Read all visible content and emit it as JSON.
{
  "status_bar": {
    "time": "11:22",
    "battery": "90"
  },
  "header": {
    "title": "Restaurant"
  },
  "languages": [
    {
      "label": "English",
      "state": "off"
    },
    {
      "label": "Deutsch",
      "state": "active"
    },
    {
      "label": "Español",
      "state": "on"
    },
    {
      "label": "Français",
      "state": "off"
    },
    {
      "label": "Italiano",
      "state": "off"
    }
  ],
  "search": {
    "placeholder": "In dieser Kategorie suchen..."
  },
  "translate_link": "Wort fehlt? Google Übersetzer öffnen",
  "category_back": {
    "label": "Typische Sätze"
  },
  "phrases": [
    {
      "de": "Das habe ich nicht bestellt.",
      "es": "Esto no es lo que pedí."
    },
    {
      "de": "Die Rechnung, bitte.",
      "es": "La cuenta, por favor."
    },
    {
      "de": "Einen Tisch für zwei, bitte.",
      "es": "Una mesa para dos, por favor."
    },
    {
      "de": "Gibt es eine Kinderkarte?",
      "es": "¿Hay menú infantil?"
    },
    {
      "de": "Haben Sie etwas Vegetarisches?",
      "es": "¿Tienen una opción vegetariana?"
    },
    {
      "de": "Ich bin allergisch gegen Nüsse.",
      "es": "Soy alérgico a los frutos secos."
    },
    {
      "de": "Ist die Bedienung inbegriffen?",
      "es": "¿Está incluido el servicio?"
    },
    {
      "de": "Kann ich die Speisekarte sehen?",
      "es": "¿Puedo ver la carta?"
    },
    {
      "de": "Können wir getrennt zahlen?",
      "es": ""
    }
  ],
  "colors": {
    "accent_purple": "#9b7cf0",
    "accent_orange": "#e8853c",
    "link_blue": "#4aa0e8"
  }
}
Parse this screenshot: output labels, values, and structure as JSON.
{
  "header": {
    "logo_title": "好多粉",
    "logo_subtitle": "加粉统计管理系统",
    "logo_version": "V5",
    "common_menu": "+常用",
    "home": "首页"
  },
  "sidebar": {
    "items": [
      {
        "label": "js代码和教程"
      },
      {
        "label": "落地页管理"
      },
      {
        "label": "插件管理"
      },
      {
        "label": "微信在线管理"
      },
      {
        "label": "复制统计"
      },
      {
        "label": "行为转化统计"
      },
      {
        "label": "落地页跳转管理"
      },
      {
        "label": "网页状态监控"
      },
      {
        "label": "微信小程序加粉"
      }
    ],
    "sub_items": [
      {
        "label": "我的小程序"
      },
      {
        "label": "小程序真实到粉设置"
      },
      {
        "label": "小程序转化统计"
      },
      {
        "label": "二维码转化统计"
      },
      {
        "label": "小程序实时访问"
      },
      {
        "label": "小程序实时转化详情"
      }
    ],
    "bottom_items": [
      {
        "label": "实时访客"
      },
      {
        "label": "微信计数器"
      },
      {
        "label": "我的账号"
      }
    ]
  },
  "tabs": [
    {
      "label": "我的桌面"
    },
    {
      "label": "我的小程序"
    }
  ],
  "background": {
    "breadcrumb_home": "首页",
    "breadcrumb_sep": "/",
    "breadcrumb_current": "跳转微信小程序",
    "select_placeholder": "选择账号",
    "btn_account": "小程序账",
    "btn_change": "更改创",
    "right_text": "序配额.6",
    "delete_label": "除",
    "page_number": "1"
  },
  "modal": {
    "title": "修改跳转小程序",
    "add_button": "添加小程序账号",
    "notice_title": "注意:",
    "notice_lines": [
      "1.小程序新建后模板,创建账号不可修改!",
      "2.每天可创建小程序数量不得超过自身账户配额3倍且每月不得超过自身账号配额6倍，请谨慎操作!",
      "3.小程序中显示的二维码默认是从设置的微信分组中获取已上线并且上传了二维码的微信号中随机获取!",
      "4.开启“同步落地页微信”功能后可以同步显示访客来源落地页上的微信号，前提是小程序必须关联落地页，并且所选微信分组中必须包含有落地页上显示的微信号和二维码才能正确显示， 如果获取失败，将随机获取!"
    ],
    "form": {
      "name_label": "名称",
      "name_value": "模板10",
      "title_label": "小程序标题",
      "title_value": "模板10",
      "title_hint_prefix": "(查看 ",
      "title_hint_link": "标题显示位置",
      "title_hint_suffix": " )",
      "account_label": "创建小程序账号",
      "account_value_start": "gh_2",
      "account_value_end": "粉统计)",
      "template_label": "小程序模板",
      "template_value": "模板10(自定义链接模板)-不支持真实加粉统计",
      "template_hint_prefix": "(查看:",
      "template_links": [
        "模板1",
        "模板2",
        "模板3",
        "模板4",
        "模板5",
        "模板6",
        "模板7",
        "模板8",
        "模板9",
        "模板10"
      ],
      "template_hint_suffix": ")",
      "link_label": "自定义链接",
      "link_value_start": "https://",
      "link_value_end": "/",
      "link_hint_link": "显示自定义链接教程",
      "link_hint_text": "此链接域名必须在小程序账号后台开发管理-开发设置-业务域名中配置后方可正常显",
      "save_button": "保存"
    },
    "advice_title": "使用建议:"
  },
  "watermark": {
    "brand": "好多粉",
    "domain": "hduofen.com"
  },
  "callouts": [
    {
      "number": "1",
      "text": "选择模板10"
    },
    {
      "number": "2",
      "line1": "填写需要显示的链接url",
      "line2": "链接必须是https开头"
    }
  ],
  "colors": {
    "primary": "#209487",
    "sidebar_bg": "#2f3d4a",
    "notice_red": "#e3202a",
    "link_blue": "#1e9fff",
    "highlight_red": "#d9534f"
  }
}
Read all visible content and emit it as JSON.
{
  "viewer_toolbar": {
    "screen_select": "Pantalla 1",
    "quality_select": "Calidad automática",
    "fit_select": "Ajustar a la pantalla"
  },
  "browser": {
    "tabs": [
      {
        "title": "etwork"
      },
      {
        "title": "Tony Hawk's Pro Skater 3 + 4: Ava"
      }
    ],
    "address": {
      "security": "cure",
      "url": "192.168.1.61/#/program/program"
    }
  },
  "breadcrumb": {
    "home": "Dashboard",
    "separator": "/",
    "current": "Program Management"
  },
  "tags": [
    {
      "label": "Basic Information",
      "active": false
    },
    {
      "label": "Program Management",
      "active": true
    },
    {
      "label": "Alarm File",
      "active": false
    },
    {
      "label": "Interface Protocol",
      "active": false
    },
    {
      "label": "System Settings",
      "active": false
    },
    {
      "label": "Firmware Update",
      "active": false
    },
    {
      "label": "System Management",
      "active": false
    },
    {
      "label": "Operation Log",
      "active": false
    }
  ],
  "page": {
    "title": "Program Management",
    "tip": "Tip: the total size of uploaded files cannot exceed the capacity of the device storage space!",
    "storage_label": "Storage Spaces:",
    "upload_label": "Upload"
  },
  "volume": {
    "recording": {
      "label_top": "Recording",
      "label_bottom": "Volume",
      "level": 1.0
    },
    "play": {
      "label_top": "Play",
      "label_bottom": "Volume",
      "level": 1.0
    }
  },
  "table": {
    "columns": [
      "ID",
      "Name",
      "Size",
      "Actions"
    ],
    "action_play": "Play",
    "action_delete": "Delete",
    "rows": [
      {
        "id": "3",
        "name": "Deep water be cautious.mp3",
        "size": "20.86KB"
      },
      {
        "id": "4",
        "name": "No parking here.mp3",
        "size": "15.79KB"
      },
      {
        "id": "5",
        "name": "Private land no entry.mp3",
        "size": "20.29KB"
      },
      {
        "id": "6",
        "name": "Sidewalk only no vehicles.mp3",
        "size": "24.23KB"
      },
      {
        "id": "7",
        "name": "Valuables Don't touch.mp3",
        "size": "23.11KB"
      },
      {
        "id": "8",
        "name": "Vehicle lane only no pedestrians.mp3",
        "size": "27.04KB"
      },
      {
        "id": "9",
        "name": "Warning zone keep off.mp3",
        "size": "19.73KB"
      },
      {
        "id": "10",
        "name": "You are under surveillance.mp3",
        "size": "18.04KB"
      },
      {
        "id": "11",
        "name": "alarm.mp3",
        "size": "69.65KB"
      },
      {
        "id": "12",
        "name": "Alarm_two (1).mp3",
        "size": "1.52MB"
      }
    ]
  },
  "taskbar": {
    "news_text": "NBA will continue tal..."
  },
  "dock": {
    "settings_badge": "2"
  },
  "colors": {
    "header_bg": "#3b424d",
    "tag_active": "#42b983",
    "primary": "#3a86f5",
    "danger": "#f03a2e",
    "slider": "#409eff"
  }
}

TASK INSTRUCTIONS: Within the listing above, find every line containing the string "favor" and return it.

RESPONSE TO THIS TASK:
      "es": "La cuenta, por favor."
      "es": "Una mesa para dos, por favor."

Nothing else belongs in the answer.